What you are asked to do
List each line in which the string "Workspace" appears.
** Start of Dataset excerpts **
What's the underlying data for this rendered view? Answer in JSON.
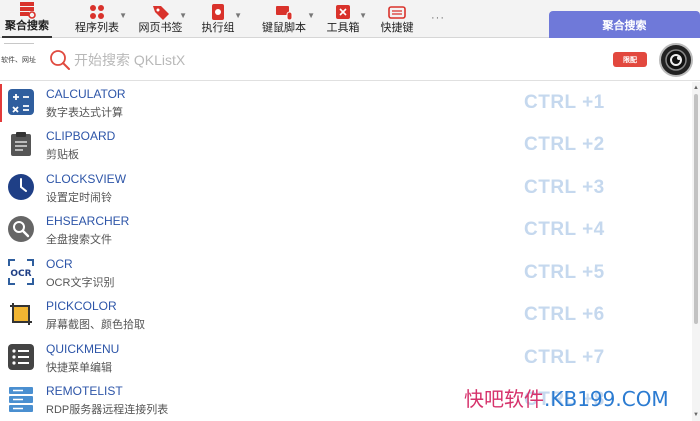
{
  "toolbar": {
    "items": [
      {
        "label": "聚合搜索",
        "icon": "aggregate-search-icon",
        "active": true
      },
      {
        "label": "程序列表",
        "icon": "program-grid-icon",
        "active": false
      },
      {
        "label": "网页书签",
        "icon": "bookmark-tag-icon",
        "active": false
      },
      {
        "label": "执行组",
        "icon": "execute-group-icon",
        "active": false
      },
      {
        "label": "键鼠脚本",
        "icon": "keyboard-mouse-script-icon",
        "active": false
      },
      {
        "label": "工具箱",
        "icon": "toolbox-icon",
        "active": false
      },
      {
        "label": "快捷键",
        "icon": "hotkey-keyboard-icon",
        "active": false
      }
    ],
    "more_label": "···",
    "panel_title": "聚合搜索"
  },
  "search": {
    "hint": "软件、网址",
    "placeholder": "开始搜索 QKListX",
    "value": "",
    "badge": "限配"
  },
  "results": [
    {
      "name": "CALCULATOR",
      "desc": "数字表达式计算",
      "hotkey": "CTRL +1",
      "icon": "calculator-icon"
    },
    {
      "name": "CLIPBOARD",
      "desc": "剪贴板",
      "hotkey": "CTRL +2",
      "icon": "clipboard-icon"
    },
    {
      "name": "CLOCKSVIEW",
      "desc": "设置定时闹铃",
      "hotkey": "CTRL +3",
      "icon": "clock-icon"
    },
    {
      "name": "EHSEARCHER",
      "desc": "全盘搜索文件",
      "hotkey": "CTRL +4",
      "icon": "magnifier-icon"
    },
    {
      "name": "OCR",
      "desc": "OCR文字识别",
      "hotkey": "CTRL +5",
      "icon": "ocr-icon"
    },
    {
      "name": "PICKCOLOR",
      "desc": "屏幕截图、颜色拾取",
      "hotkey": "CTRL +6",
      "icon": "crop-icon"
    },
    {
      "name": "QUICKMENU",
      "desc": "快捷菜单编辑",
      "hotkey": "CTRL +7",
      "icon": "menu-list-icon"
    },
    {
      "name": "REMOTELIST",
      "desc": "RDP服务器远程连接列表",
      "hotkey": "CTRL +8",
      "icon": "server-icon"
    }
  ],
  "watermark": {
    "cn": "快吧软件",
    "en": ".KB199.COM"
  },
  "colors": {
    "accent": "#6f79d9",
    "selected_marker": "#e23a3a",
    "item_name": "#2d55a8",
    "hotkey": "#c5d8ee",
    "badge": "#e2483e"
  }
}
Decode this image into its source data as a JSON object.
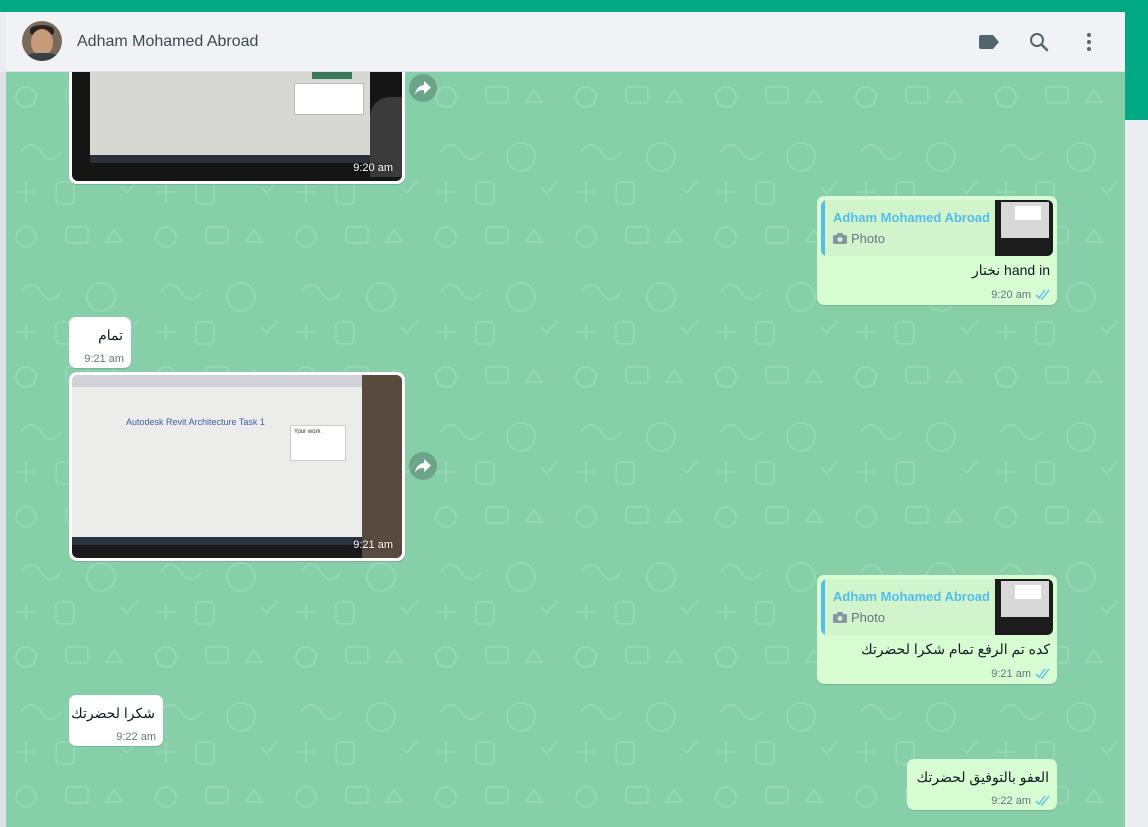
{
  "header": {
    "contact_name": "Adham Mohamed Abroad",
    "icons": [
      "label-icon",
      "search-icon",
      "menu-icon"
    ]
  },
  "colors": {
    "brand": "#00a884",
    "chat_bg": "#86cfa8",
    "incoming": "#ffffff",
    "outgoing": "#d9fdd3",
    "quote_name": "#53bdeb",
    "read_ticks": "#53bdeb"
  },
  "messages": [
    {
      "type": "image",
      "direction": "in",
      "time": "9:20 am"
    },
    {
      "type": "reply",
      "direction": "out",
      "quoted_name": "Adham Mohamed Abroad",
      "quoted_type": "Photo",
      "text": "نختار hand in",
      "time": "9:20 am",
      "status": "read"
    },
    {
      "type": "text",
      "direction": "in",
      "text": "تمام",
      "time": "9:21 am"
    },
    {
      "type": "image",
      "direction": "in",
      "time": "9:21 am",
      "screen_title": "Autodesk Revit Architecture Task 1",
      "side_panel": "Your work"
    },
    {
      "type": "reply",
      "direction": "out",
      "quoted_name": "Adham Mohamed Abroad",
      "quoted_type": "Photo",
      "text": "كده تم الرفع تمام شكرا لحضرتك",
      "time": "9:21 am",
      "status": "read"
    },
    {
      "type": "text",
      "direction": "in",
      "text": "شكرا لحضرتك",
      "time": "9:22 am"
    },
    {
      "type": "text",
      "direction": "out",
      "text": "العفو بالتوفيق لحضرتك",
      "time": "9:22 am",
      "status": "read"
    }
  ]
}
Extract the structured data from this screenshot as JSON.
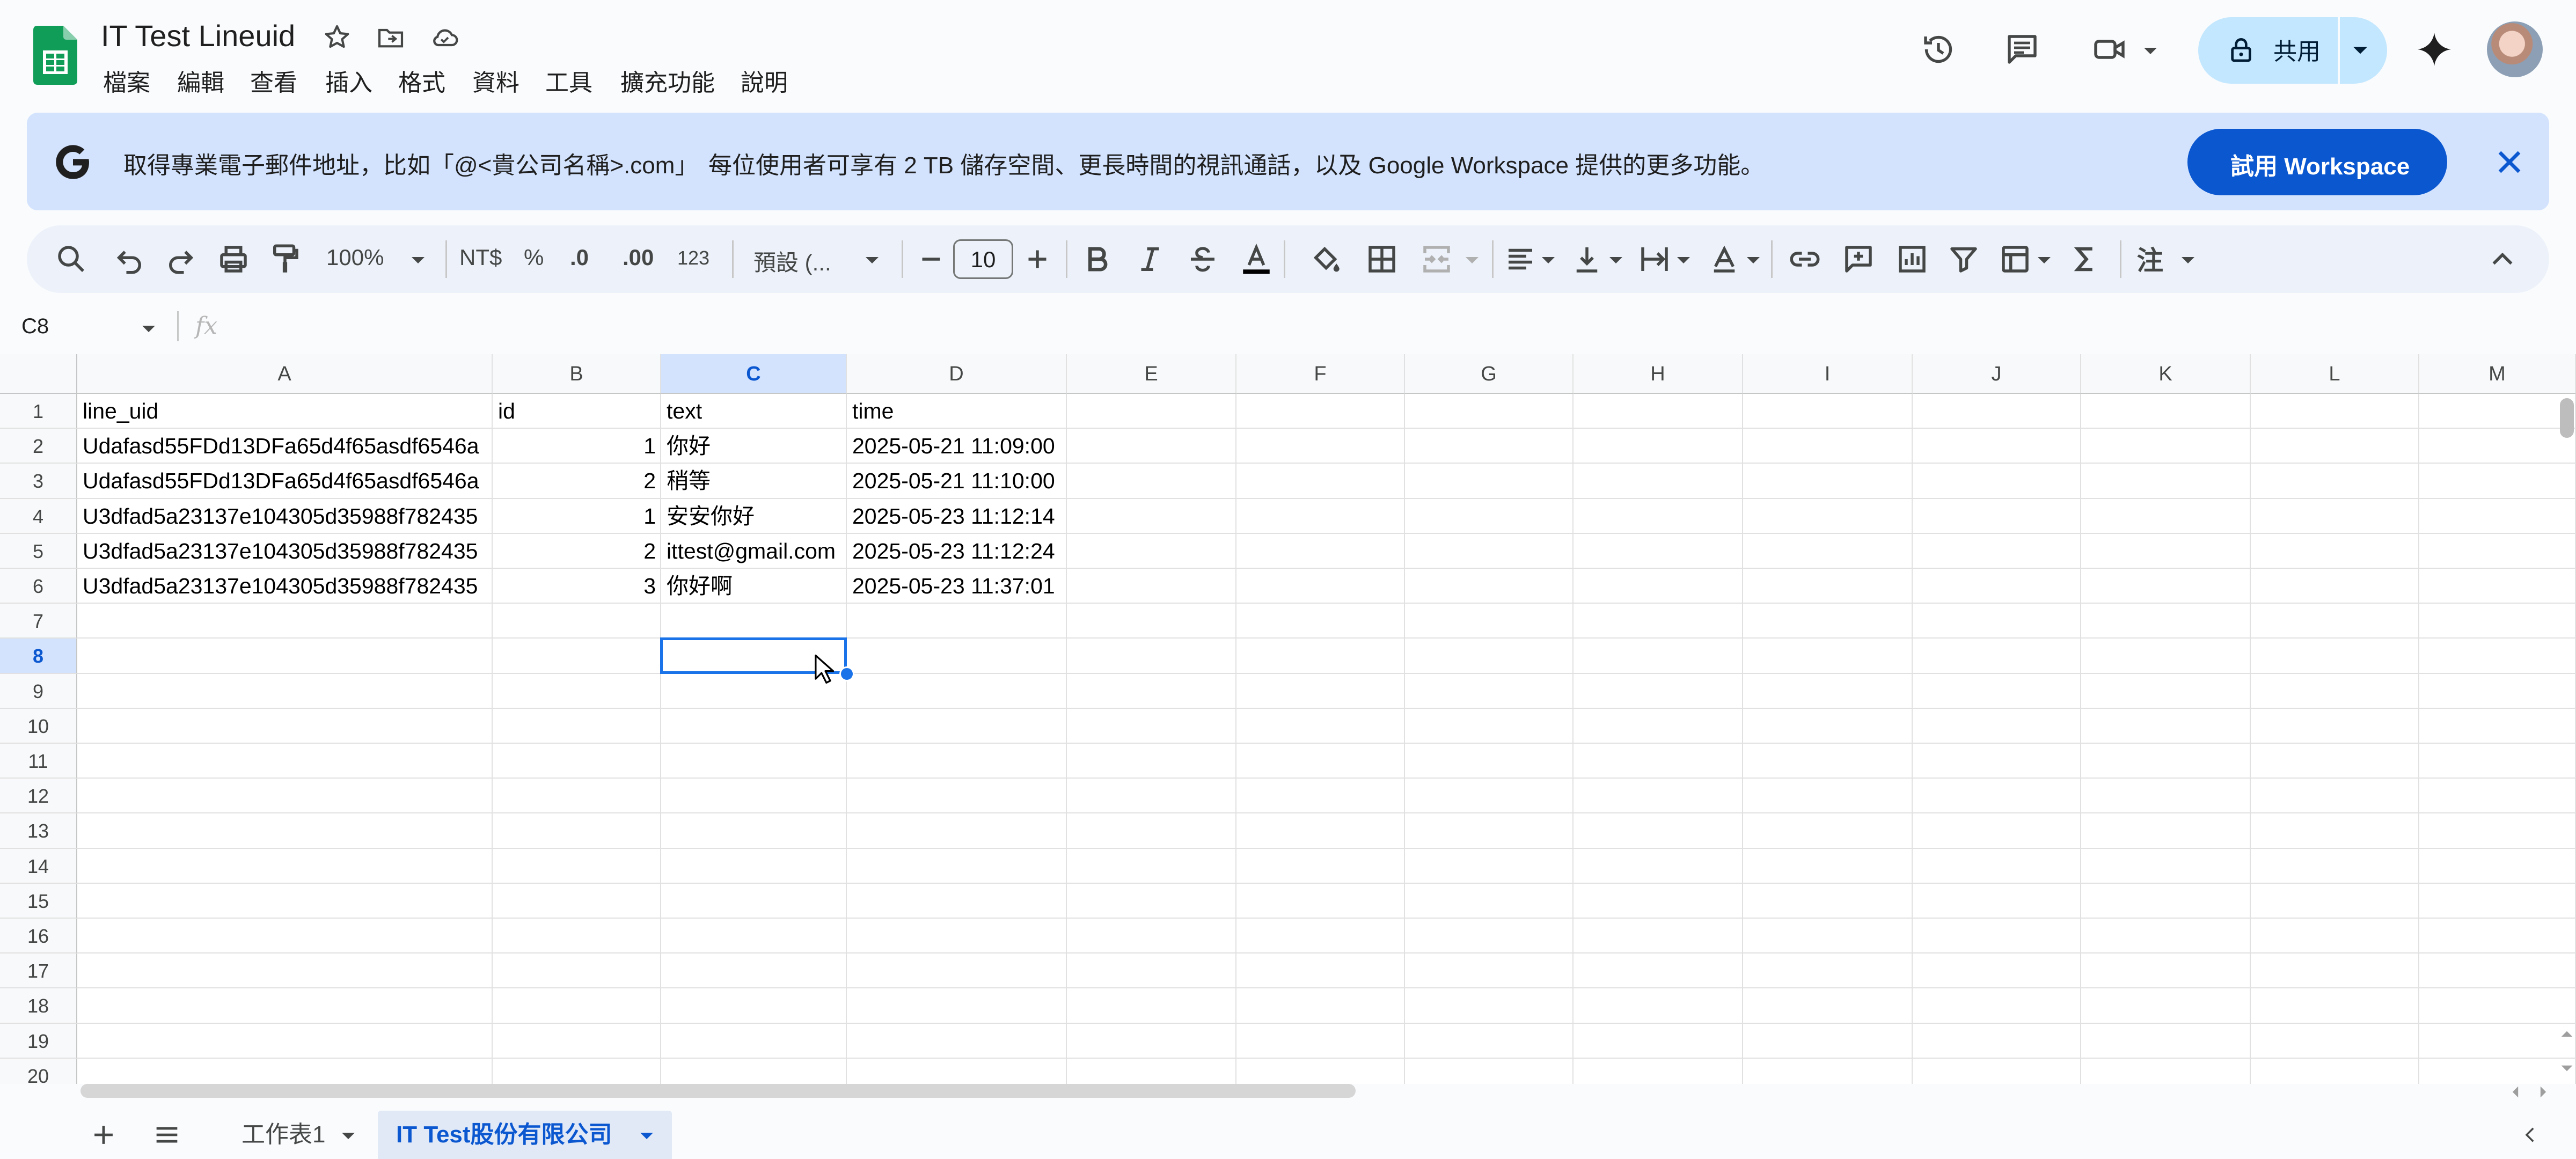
{
  "app": {
    "title": "IT Test Lineuid",
    "menu": [
      "檔案",
      "編輯",
      "查看",
      "插入",
      "格式",
      "資料",
      "工具",
      "擴充功能",
      "說明"
    ],
    "share_label": "共用"
  },
  "banner": {
    "bold_text": "取得專業電子郵件地址，比如「@<貴公司名稱>.com」",
    "rest_text": "每位使用者可享有 2 TB 儲存空間、更長時間的視訊通話，以及 Google Workspace 提供的更多功能。",
    "button_label": "試用 Workspace"
  },
  "toolbar": {
    "zoom": "100%",
    "currency": "NT$",
    "percent": "%",
    "decrease_decimal": ".0",
    "increase_decimal": ".00",
    "number_format": "123",
    "font": "預設 (...",
    "font_size": "10"
  },
  "formula_bar": {
    "name_box": "C8",
    "fx": "fx"
  },
  "grid": {
    "columns": [
      "A",
      "B",
      "C",
      "D",
      "E",
      "F",
      "G",
      "H",
      "I",
      "J",
      "K",
      "L",
      "M"
    ],
    "rows": [
      "1",
      "2",
      "3",
      "4",
      "5",
      "6",
      "7",
      "8",
      "9",
      "10",
      "11",
      "12",
      "13",
      "14",
      "15",
      "16",
      "17",
      "18",
      "19",
      "20"
    ],
    "selected_column": "C",
    "selected_row": "8",
    "cells": [
      [
        "line_uid",
        "id",
        "text",
        "time"
      ],
      [
        "Udafasd55FDd13DFa65d4f65asdf6546a",
        "1",
        "你好",
        "2025-05-21 11:09:00"
      ],
      [
        "Udafasd55FDd13DFa65d4f65asdf6546a",
        "2",
        "稍等",
        "2025-05-21 11:10:00"
      ],
      [
        "U3dfad5a23137e104305d35988f782435",
        "1",
        "安安你好",
        "2025-05-23 11:12:14"
      ],
      [
        "U3dfad5a23137e104305d35988f782435",
        "2",
        "ittest@gmail.com",
        "2025-05-23 11:12:24"
      ],
      [
        "U3dfad5a23137e104305d35988f782435",
        "3",
        "你好啊",
        "2025-05-23 11:37:01"
      ]
    ]
  },
  "sheets": {
    "tabs": [
      "工作表1",
      "IT Test股份有限公司"
    ],
    "active": "IT Test股份有限公司"
  },
  "colors": {
    "accent": "#0b57d0",
    "selection": "#1a73e8",
    "share_bg": "#c2e7ff",
    "banner_bg": "#d3e3fd",
    "sheets_green": "#0f9d58"
  }
}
** End of Dataset excerpts **
Exercise solution
    "rest_text": "每位使用者可享有 2 TB 儲存空間、更長時間的視訊通話，以及 Google Workspace 提供的更多功能。",
    "button_label": "試用 Workspace"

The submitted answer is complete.